Work to complete —
Search the data below for the string "source". Extract every line that contains it.

Collected data entries —
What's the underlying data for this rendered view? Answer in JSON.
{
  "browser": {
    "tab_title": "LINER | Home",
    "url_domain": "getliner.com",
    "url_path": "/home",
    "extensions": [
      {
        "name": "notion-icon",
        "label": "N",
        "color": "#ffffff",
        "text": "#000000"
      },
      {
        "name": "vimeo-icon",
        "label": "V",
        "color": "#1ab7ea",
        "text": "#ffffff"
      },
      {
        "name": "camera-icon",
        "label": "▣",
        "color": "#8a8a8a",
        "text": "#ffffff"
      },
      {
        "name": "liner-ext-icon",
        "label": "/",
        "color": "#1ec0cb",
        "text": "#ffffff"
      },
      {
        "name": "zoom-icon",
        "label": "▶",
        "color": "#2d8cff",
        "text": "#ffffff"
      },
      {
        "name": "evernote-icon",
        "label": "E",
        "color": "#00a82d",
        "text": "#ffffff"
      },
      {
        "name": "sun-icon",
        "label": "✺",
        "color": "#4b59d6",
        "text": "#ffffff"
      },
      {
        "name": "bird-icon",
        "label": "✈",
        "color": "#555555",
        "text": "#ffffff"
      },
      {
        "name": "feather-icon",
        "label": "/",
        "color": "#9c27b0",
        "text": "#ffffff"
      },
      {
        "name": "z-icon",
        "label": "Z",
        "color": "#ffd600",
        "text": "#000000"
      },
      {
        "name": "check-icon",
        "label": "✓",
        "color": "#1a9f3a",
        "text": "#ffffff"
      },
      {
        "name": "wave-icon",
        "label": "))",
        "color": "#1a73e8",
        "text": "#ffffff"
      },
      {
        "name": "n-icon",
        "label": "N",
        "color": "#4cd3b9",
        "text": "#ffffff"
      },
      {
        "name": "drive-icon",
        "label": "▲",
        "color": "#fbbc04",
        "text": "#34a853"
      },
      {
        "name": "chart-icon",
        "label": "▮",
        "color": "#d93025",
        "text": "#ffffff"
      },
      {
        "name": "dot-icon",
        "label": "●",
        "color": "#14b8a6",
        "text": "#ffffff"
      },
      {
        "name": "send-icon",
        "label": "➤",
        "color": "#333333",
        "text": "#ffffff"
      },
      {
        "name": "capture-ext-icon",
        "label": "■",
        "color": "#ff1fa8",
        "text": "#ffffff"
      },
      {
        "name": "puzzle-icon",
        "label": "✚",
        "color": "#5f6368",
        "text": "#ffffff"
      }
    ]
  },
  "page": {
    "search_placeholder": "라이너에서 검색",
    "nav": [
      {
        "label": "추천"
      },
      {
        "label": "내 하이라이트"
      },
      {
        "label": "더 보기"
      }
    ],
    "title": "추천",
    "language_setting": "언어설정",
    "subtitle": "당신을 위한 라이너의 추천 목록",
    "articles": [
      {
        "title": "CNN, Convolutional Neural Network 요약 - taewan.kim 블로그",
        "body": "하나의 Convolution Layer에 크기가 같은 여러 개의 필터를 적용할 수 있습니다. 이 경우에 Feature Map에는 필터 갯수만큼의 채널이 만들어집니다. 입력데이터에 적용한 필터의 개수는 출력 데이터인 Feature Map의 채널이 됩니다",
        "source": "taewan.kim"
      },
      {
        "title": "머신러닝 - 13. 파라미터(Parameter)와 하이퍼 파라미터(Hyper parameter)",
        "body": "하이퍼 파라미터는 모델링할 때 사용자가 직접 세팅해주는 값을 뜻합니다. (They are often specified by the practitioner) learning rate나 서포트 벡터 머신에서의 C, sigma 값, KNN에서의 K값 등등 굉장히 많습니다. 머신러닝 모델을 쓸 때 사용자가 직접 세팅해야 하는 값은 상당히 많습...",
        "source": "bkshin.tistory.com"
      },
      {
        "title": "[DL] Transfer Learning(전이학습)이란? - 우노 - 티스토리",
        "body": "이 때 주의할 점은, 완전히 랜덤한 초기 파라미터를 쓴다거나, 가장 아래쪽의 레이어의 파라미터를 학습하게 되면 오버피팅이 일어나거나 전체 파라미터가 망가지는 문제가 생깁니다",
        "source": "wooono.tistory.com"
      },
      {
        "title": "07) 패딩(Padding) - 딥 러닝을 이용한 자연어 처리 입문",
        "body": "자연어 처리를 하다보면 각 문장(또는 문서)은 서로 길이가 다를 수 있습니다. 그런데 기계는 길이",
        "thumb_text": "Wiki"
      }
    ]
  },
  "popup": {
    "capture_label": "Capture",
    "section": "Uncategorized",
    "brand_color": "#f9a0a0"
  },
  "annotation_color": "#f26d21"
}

Written solution —
        "source": "taewan.kim"
        "source": "bkshin.tistory.com"
        "source": "wooono.tistory.com"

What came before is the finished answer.